▸ **Data in this exercise**:
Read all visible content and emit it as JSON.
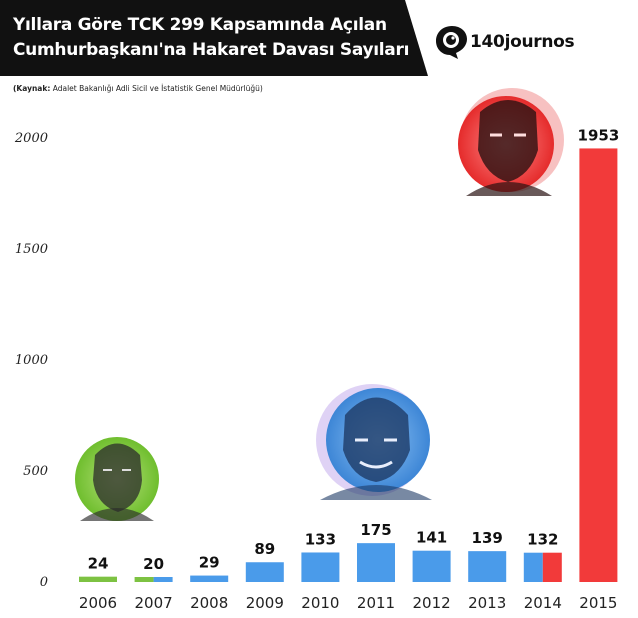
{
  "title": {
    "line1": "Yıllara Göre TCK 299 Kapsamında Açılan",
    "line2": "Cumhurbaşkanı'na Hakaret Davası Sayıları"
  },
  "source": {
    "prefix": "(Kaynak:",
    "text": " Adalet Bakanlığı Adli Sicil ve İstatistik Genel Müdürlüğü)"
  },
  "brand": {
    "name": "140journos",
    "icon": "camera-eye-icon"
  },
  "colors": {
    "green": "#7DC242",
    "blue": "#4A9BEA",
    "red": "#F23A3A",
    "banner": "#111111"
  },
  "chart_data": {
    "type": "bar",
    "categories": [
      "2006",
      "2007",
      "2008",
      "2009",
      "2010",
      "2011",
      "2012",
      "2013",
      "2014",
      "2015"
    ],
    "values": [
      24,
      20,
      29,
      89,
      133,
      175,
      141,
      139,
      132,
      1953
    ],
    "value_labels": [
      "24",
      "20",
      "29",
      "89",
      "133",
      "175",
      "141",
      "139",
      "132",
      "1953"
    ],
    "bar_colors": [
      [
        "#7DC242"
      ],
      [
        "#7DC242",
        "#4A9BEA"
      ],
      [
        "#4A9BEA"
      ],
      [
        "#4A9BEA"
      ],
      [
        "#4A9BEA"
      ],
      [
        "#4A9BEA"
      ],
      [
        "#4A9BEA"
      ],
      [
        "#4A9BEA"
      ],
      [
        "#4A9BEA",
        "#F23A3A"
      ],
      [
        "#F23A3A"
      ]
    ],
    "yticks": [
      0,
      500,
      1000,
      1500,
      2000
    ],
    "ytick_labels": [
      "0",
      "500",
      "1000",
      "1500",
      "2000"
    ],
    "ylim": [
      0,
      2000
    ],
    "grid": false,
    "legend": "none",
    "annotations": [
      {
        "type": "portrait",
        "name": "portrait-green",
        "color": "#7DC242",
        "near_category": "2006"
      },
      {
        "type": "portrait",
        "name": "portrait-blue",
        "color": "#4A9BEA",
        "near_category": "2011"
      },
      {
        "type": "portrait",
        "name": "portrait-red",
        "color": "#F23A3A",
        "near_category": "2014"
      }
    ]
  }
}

▸ **What is being asked**: Find each line in the records holding the string "name" and show it.

▸ **Worked solution**:
    "name": "140journos",
        "name": "portrait-green",
        "name": "portrait-blue",
        "name": "portrait-red",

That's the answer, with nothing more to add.